- **What the exercise asks**
Render every item below as a JSON list of strings, one string per line, with blank lines omitted and the pictures left out.

## START Records for the exercise

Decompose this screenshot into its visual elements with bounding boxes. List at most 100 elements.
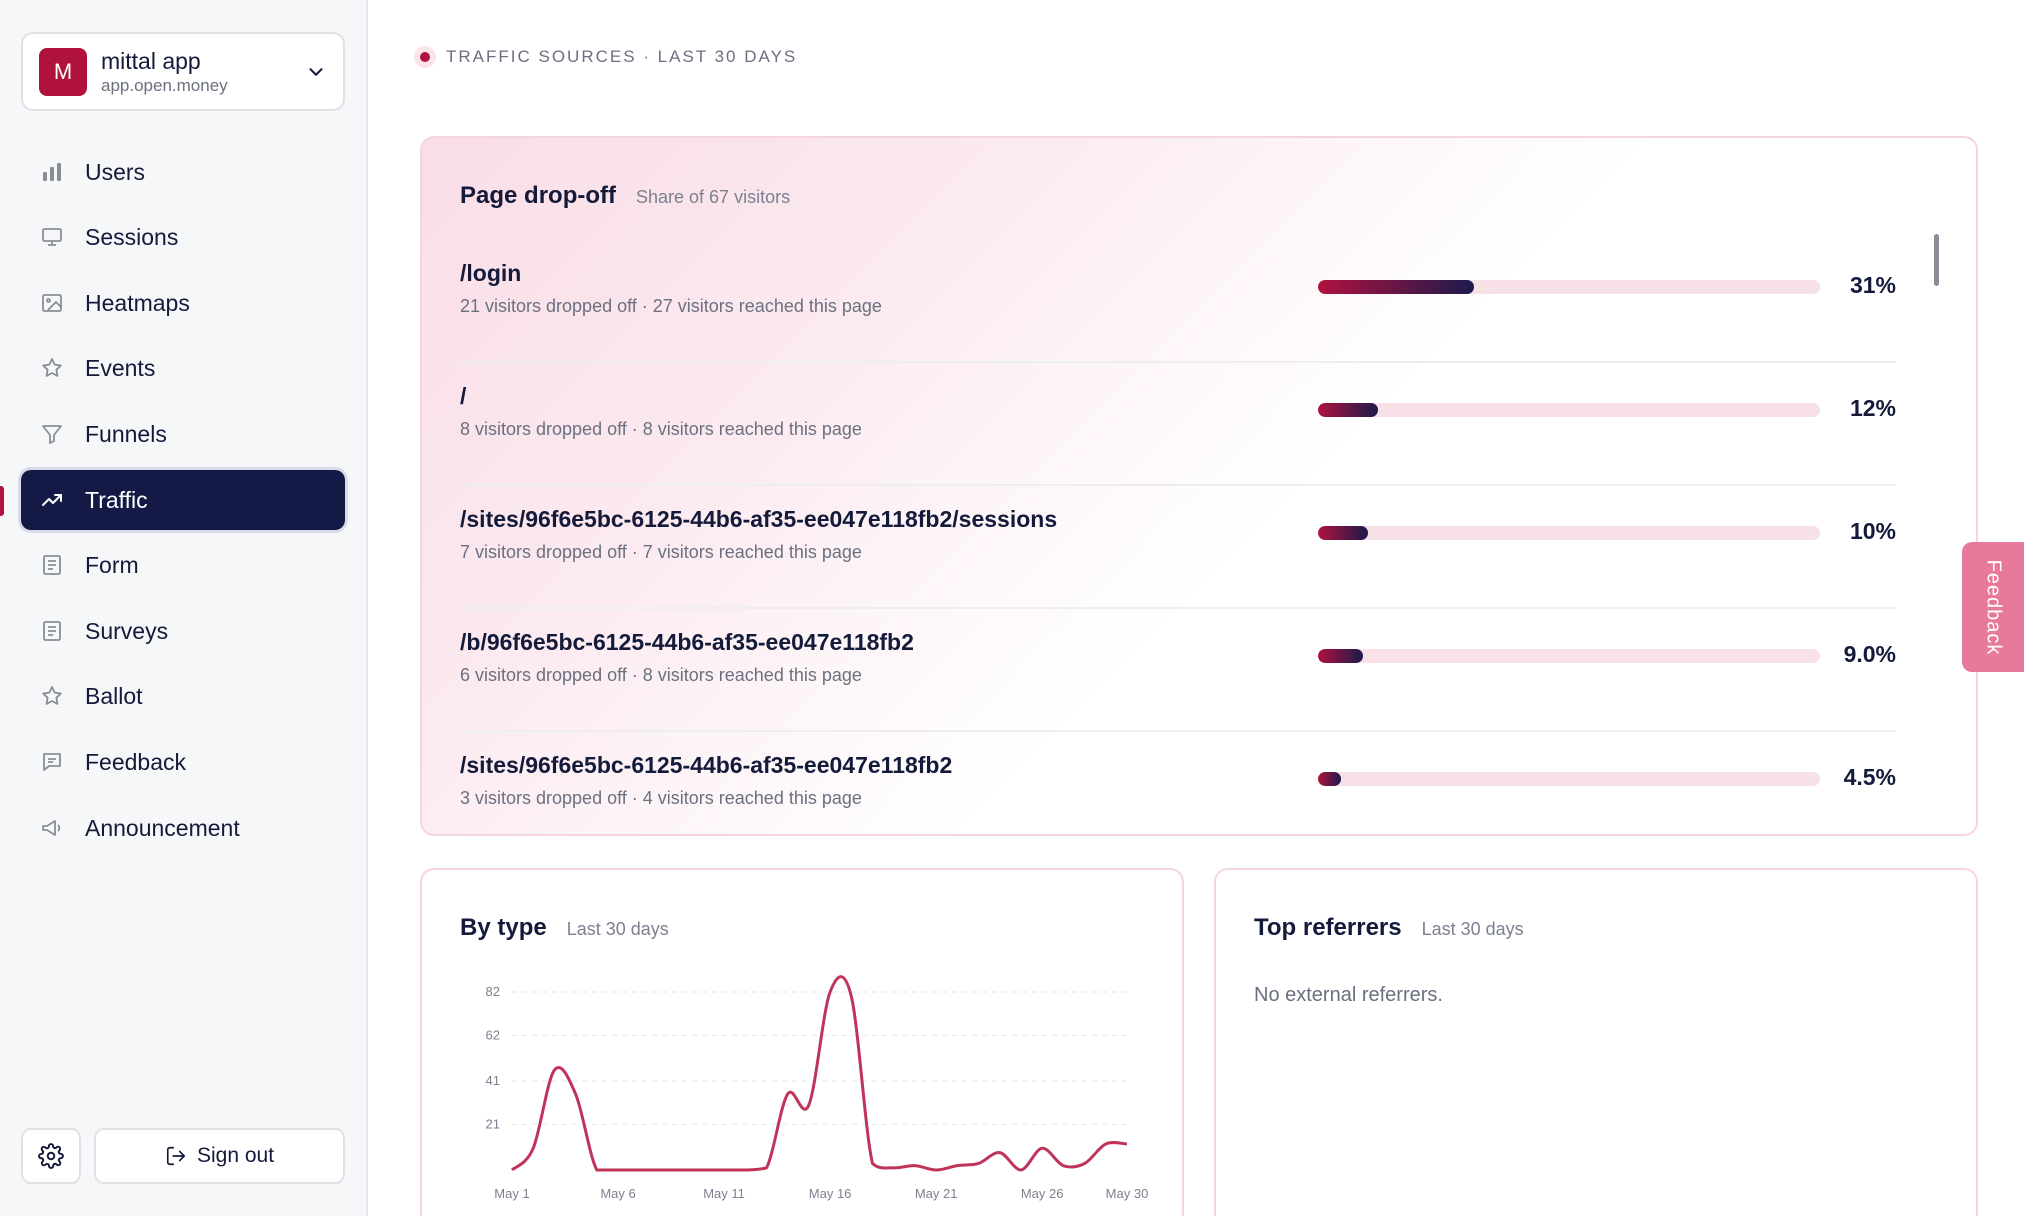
sidebar-item-heatmaps[interactable]: Heatmaps bbox=[21, 273, 345, 333]
section-label: TRAFFIC SOURCES · LAST 30 DAYS bbox=[414, 46, 797, 68]
section-label-text: TRAFFIC SOURCES · LAST 30 DAYS bbox=[446, 47, 798, 66]
sidebar-item-label: Announcement bbox=[85, 814, 240, 841]
status-dot-icon bbox=[414, 46, 436, 68]
dropoff-detail: 6 visitors dropped off · 8 visitors reac… bbox=[460, 665, 862, 685]
dropoff-row[interactable]: /sites/96f6e5bc-6125-44b6-af35-ee047e118… bbox=[460, 732, 1896, 834]
dropoff-bar bbox=[1318, 403, 1820, 417]
image-icon bbox=[39, 290, 65, 316]
sidebar: M mittal app app.open.money Users Sessio… bbox=[0, 0, 368, 1216]
dropoff-bar bbox=[1318, 649, 1820, 663]
feedback-tab-label: Feedback bbox=[1982, 559, 2005, 655]
dropoff-row[interactable]: /login 21 visitors dropped off · 27 visi… bbox=[460, 240, 1896, 363]
sidebar-item-label: Users bbox=[85, 158, 146, 185]
dropoff-percent: 9.0% bbox=[1843, 641, 1896, 667]
by-type-header: By type Last 30 days bbox=[460, 914, 669, 942]
filter-icon bbox=[39, 421, 65, 447]
y-tick-label: 21 bbox=[486, 1116, 500, 1131]
survey-icon bbox=[39, 618, 65, 644]
sidebar-item-surveys[interactable]: Surveys bbox=[21, 601, 345, 661]
dropoff-bar-fill bbox=[1318, 772, 1341, 786]
star-icon bbox=[39, 683, 65, 709]
page-dropoff-header: Page drop-off Share of 67 visitors bbox=[460, 182, 790, 210]
sidebar-item-label: Sessions bbox=[85, 223, 179, 250]
monitor-icon bbox=[39, 224, 65, 250]
sidebar-item-label: Funnels bbox=[85, 420, 167, 447]
sidebar-item-traffic[interactable]: Traffic bbox=[21, 470, 345, 530]
x-tick-label: May 1 bbox=[494, 1186, 529, 1201]
sign-out-label: Sign out bbox=[196, 1144, 275, 1167]
x-tick-label: May 26 bbox=[1021, 1186, 1064, 1201]
sidebar-item-label: Surveys bbox=[85, 617, 169, 644]
dropoff-bar bbox=[1318, 280, 1820, 294]
dropoff-bar-fill bbox=[1318, 649, 1364, 663]
star-icon bbox=[39, 355, 65, 381]
gear-icon bbox=[38, 1143, 64, 1169]
dropoff-row[interactable]: / 8 visitors dropped off · 8 visitors re… bbox=[460, 363, 1896, 486]
dropoff-detail: 21 visitors dropped off · 27 visitors re… bbox=[460, 296, 882, 316]
sidebar-item-label: Traffic bbox=[85, 486, 148, 513]
sidebar-item-events[interactable]: Events bbox=[21, 338, 345, 398]
chevron-down-icon bbox=[309, 67, 323, 76]
message-icon bbox=[39, 749, 65, 775]
y-tick-label: 41 bbox=[486, 1073, 500, 1088]
trending-up-icon bbox=[39, 487, 65, 513]
dropoff-row[interactable]: /sites/96f6e5bc-6125-44b6-af35-ee047e118… bbox=[460, 486, 1896, 609]
sidebar-item-sessions[interactable]: Sessions bbox=[21, 207, 345, 267]
dropoff-path: /sites/96f6e5bc-6125-44b6-af35-ee047e118… bbox=[460, 752, 953, 778]
page-dropoff-title: Page drop-off bbox=[460, 182, 616, 209]
by-type-subtitle: Last 30 days bbox=[566, 919, 669, 939]
series-line bbox=[510, 975, 1128, 1172]
top-referrers-title: Top referrers bbox=[1254, 914, 1402, 941]
scrollbar-thumb[interactable] bbox=[1934, 234, 1939, 286]
sidebar-item-label: Ballot bbox=[85, 682, 143, 709]
dropoff-detail: 8 visitors dropped off · 8 visitors reac… bbox=[460, 419, 862, 439]
page-dropoff-card: Page drop-off Share of 67 visitors /logi… bbox=[420, 136, 1978, 836]
sidebar-item-form[interactable]: Form bbox=[21, 535, 345, 595]
sidebar-item-announcement[interactable]: Announcement bbox=[21, 798, 345, 858]
page-dropoff-subtitle: Share of 67 visitors bbox=[636, 187, 791, 207]
dropoff-percent: 10% bbox=[1849, 518, 1896, 544]
sidebar-item-label: Heatmaps bbox=[85, 289, 190, 316]
feedback-tab[interactable]: Feedback bbox=[1962, 542, 2024, 672]
sign-out-icon bbox=[166, 1146, 186, 1166]
sidebar-item-label: Feedback bbox=[85, 748, 187, 775]
sidebar-item-label: Events bbox=[85, 354, 156, 381]
top-referrers-subtitle: Last 30 days bbox=[1421, 919, 1524, 939]
dropoff-bar-fill bbox=[1318, 403, 1379, 417]
dropoff-bar-fill bbox=[1318, 280, 1474, 294]
dropoff-percent: 31% bbox=[1849, 272, 1896, 298]
form-icon bbox=[39, 552, 65, 578]
sidebar-item-ballot[interactable]: Ballot bbox=[21, 666, 345, 726]
dropoff-row[interactable]: /b/96f6e5bc-6125-44b6-af35-ee047e118fb2 … bbox=[460, 609, 1896, 732]
x-tick-label: May 30 bbox=[1106, 1186, 1149, 1201]
bar-chart-icon bbox=[39, 159, 65, 185]
dropoff-path: /login bbox=[460, 260, 522, 286]
app-domain: app.open.money bbox=[101, 75, 228, 95]
y-tick-label: 62 bbox=[486, 1027, 500, 1042]
by-type-title: By type bbox=[460, 914, 547, 941]
dropoff-detail: 7 visitors dropped off · 7 visitors reac… bbox=[460, 542, 862, 562]
dropoff-percent: 4.5% bbox=[1843, 764, 1896, 790]
app-switcher[interactable]: M mittal app app.open.money bbox=[21, 32, 345, 111]
settings-button[interactable] bbox=[21, 1128, 81, 1184]
sign-out-button[interactable]: Sign out bbox=[94, 1128, 345, 1184]
dropoff-path: /sites/96f6e5bc-6125-44b6-af35-ee047e118… bbox=[460, 506, 1058, 532]
top-referrers-header: Top referrers Last 30 days bbox=[1254, 914, 1524, 942]
dropoff-bar bbox=[1318, 526, 1820, 540]
dropoff-bar bbox=[1318, 772, 1820, 786]
traffic-line-chart: 21 41 62 82 May 1 May 6 May 11 May 16 May 21 May … bbox=[486, 975, 1149, 1201]
megaphone-icon bbox=[39, 815, 65, 841]
active-nav-marker bbox=[0, 486, 4, 516]
empty-referrers-text: No external referrers. bbox=[1254, 984, 1443, 1006]
sidebar-item-funnels[interactable]: Funnels bbox=[21, 404, 345, 464]
x-tick-label: May 16 bbox=[809, 1186, 852, 1201]
sidebar-item-feedback[interactable]: Feedback bbox=[21, 732, 345, 792]
dropoff-bar-fill bbox=[1318, 526, 1369, 540]
dropoff-path: /b/96f6e5bc-6125-44b6-af35-ee047e118fb2 bbox=[460, 629, 914, 655]
top-referrers-card: Top referrers Last 30 days No external r… bbox=[1214, 868, 1978, 1216]
sidebar-item-users[interactable]: Users bbox=[21, 142, 345, 202]
dropoff-path: / bbox=[460, 383, 467, 409]
dropoff-percent: 12% bbox=[1849, 395, 1896, 421]
app-avatar: M bbox=[39, 47, 87, 96]
dropoff-detail: 3 visitors dropped off · 4 visitors reac… bbox=[460, 788, 862, 808]
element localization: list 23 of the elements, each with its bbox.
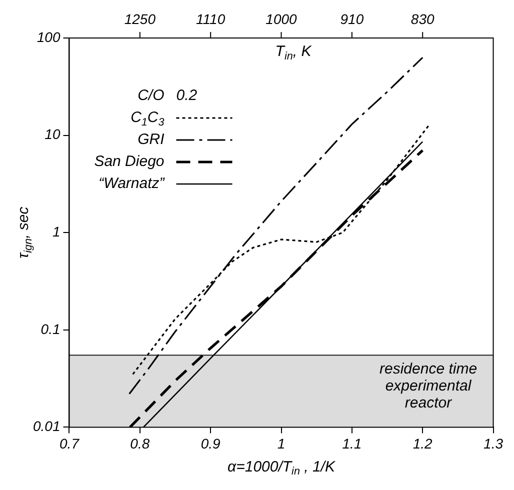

## END Records for the exercise

- **In response**
[
  "Decompose this screenshot into its visual elements with bounding boxes. List at most 100 elements.",
  "sidebar-item-heatmaps[interactable]: Heatmaps bbox=[21, 273, 345, 333]",
  "section-label: TRAFFIC SOURCES · LAST 30 DAYS bbox=[414, 46, 797, 68]",
  "section-label-text: TRAFFIC SOURCES · LAST 30 DAYS bbox=[446, 47, 798, 66]",
  "sidebar-item-label: Announcement bbox=[85, 814, 240, 841]",
  "status-dot-icon bbox=[414, 46, 436, 68]",
  "dropoff-detail: 6 visitors dropped off · 8 visitors reac… bbox=[460, 665, 862, 685]",
  "dropoff-row[interactable]: /sites/96f6e5bc-6125-44b6-af35-ee047e118… bbox=[460, 732, 1896, 834]",
  "dropoff-bar bbox=[1318, 403, 1820, 417]",
  "image-icon bbox=[39, 290, 65, 316]",
  "sidebar: M mittal app app.open.money Users Sessio… bbox=[0, 0, 368, 1216]",
  "dropoff-bar bbox=[1318, 649, 1820, 663]",
  "feedback-tab-label: Feedback bbox=[1982, 559, 2005, 655]",
  "dropoff-row[interactable]: /login 21 visitors dropped off · 27 visi… bbox=[460, 240, 1896, 363]",
  "sidebar-item-label: Users bbox=[85, 158, 146, 185]",
  "dropoff-percent: 9.0% bbox=[1843, 641, 1896, 667]",
  "by-type-header: By type Last 30 days bbox=[460, 914, 669, 942]",
  "filter-icon bbox=[39, 421, 65, 447]",
  "y-tick-label: 21 bbox=[486, 1116, 500, 1131]",
  "survey-icon bbox=[39, 618, 65, 644]",
  "sidebar-item-surveys[interactable]: Surveys bbox=[21, 601, 345, 661]",
  "dropoff-bar-fill bbox=[1318, 772, 1341, 786]",
  "star-icon bbox=[39, 683, 65, 709]",
  "page-dropoff-header: Page drop-off Share of 67 visitors bbox=[460, 182, 790, 210]",
  "sidebar-item-label: Sessions bbox=[85, 223, 179, 250]",
  "monitor-icon bbox=[39, 224, 65, 250]",
  "sidebar-item-label: Funnels bbox=[85, 420, 167, 447]",
  "sidebar-item-traffic[interactable]: Traffic bbox=[21, 470, 345, 530]",
  "x-tick-label: May 1 bbox=[494, 1186, 529, 1201]",
  "sign-out-label: Sign out bbox=[196, 1144, 275, 1167]",
  "x-tick-label: May 26 bbox=[1021, 1186, 1064, 1201]",
  "sidebar-item-label: Surveys bbox=[85, 617, 169, 644]",
  "dropoff-bar bbox=[1318, 280, 1820, 294]",
  "dropoff-bar-fill bbox=[1318, 649, 1364, 663]",
  "star-icon bbox=[39, 355, 65, 381]",
  "gear-icon bbox=[38, 1143, 64, 1169]",
  "dropoff-row[interactable]: / 8 visitors dropped off · 8 visitors re… bbox=[460, 363, 1896, 486]",
  "dropoff-detail: 21 visitors dropped off · 27 visitors re… bbox=[460, 296, 882, 316]",
  "sidebar-item-label: Traffic bbox=[85, 486, 148, 513]",
  "sidebar-item-events[interactable]: Events bbox=[21, 338, 345, 398]",
  "chevron-down-icon bbox=[309, 67, 323, 76]",
  "message-icon bbox=[39, 749, 65, 775]",
  "y-tick-label: 41 bbox=[486, 1073, 500, 1088]",
  "trending-up-icon bbox=[39, 487, 65, 513]",
  "dropoff-row[interactable]: /sites/96f6e5bc-6125-44b6-af35-ee047e118… bbox=[460, 486, 1896, 609]",
  "sidebar-item-sessions[interactable]: Sessions bbox=[21, 207, 345, 267]",
  "dropoff-path: /sites/96f6e5bc-6125-44b6-af35-ee047e118… bbox=[460, 752, 953, 778]",
  "page-dropoff-title: Page drop-off bbox=[460, 182, 616, 209]",
  "by-type-subtitle: Last 30 days bbox=[566, 919, 669, 939]",
  "series-line bbox=[510, 975, 1128, 1172]",
  "top-referrers-title: Top referrers bbox=[1254, 914, 1402, 941]",
  "scrollbar-thumb[interactable] bbox=[1934, 234, 1939, 286]",
  "sidebar-item-label: Ballot bbox=[85, 682, 143, 709]",
  "dropoff-detail: 8 visitors dropped off · 8 visitors reac… bbox=[460, 419, 862, 439]",
  "page-dropoff-card: Page drop-off Share of 67 visitors /logi… bbox=[420, 136, 1978, 836]",
  "sidebar-item-form[interactable]: Form bbox=[21, 535, 345, 595]",
  "sidebar-item-announcement[interactable]: Announcement bbox=[21, 798, 345, 858]",
  "page-dropoff-subtitle: Share of 67 visitors bbox=[636, 187, 791, 207]",
  "dropoff-percent: 10% bbox=[1849, 518, 1896, 544]",
  "sidebar-item-label: Heatmaps bbox=[85, 289, 190, 316]",
  "feedback-tab[interactable]: Feedback bbox=[1962, 542, 2024, 672]",
  "sign-out-icon bbox=[166, 1146, 186, 1166]",
  "sidebar-item-label: Feedback bbox=[85, 748, 187, 775]",
  "sidebar-item-label: Events bbox=[85, 354, 156, 381]",
  "top-referrers-subtitle: Last 30 days bbox=[1421, 919, 1524, 939]",
  "dropoff-bar-fill bbox=[1318, 403, 1379, 417]",
  "dropoff-bar-fill bbox=[1318, 280, 1474, 294]",
  "dropoff-percent: 31% bbox=[1849, 272, 1896, 298]",
  "form-icon bbox=[39, 552, 65, 578]",
  "sidebar-item-ballot[interactable]: Ballot bbox=[21, 666, 345, 726]",
  "dropoff-row[interactable]: /b/96f6e5bc-6125-44b6-af35-ee047e118fb2 … bbox=[460, 609, 1896, 732]",
  "x-tick-label: May 30 bbox=[1106, 1186, 1149, 1201]",
  "bar-chart-icon bbox=[39, 159, 65, 185]",
  "dropoff-path: /login bbox=[460, 260, 522, 286]",
  "app-domain: app.open.money bbox=[101, 75, 228, 95]",
  "y-tick-label: 62 bbox=[486, 1027, 500, 1042]",
  "by-type-title: By type bbox=[460, 914, 547, 941]",
  "dropoff-detail: 7 visitors dropped off · 7 visitors reac… bbox=[460, 542, 862, 562]",
  "dropoff-percent: 4.5% bbox=[1843, 764, 1896, 790]",
  "app-switcher[interactable]: M mittal app app.open.money bbox=[21, 32, 345, 111]",
  "settings-button[interactable] bbox=[21, 1128, 81, 1184]",
  "sign-out-button[interactable]: Sign out bbox=[94, 1128, 345, 1184]",
  "dropoff-path: /sites/96f6e5bc-6125-44b6-af35-ee047e118… bbox=[460, 506, 1058, 532]",
  "top-referrers-header: Top referrers Last 30 days bbox=[1254, 914, 1524, 942]",
  "dropoff-bar bbox=[1318, 526, 1820, 540]",
  "dropoff-bar bbox=[1318, 772, 1820, 786]",
  "traffic-line-chart: 21 41 62 82 May 1 May 6 May 11 May 16 May 21 May … bbox=[486, 975, 1149, 1201]",
  "megaphone-icon bbox=[39, 815, 65, 841]",
  "active-nav-marker bbox=[0, 486, 4, 516]",
  "empty-referrers-text: No external referrers. bbox=[1254, 984, 1443, 1006]",
  "sidebar-item-funnels[interactable]: Funnels bbox=[21, 404, 345, 464]",
  "x-tick-label: May 16 bbox=[809, 1186, 852, 1201]",
  "sidebar-item-feedback[interactable]: Feedback bbox=[21, 732, 345, 792]",
  "dropoff-bar-fill bbox=[1318, 526, 1369, 540]",
  "dropoff-path: /b/96f6e5bc-6125-44b6-af35-ee047e118fb2 bbox=[460, 629, 914, 655]",
  "top-referrers-card: Top referrers Last 30 days No external r… bbox=[1214, 868, 1978, 1216]",
  "sidebar-item-users[interactable]: Users bbox=[21, 142, 345, 202]",
  "dropoff-path: / bbox=[460, 383, 467, 409]",
  "dropoff-percent: 12% bbox=[1849, 395, 1896, 421]",
  "app-avatar: M bbox=[39, 47, 87, 96]",
  "dropoff-detail: 3 visitors dropped off · 4 visitors reac… bbox=[460, 788, 862, 808]",
  "element localization: list 23 of the elements, each with its bbox."
]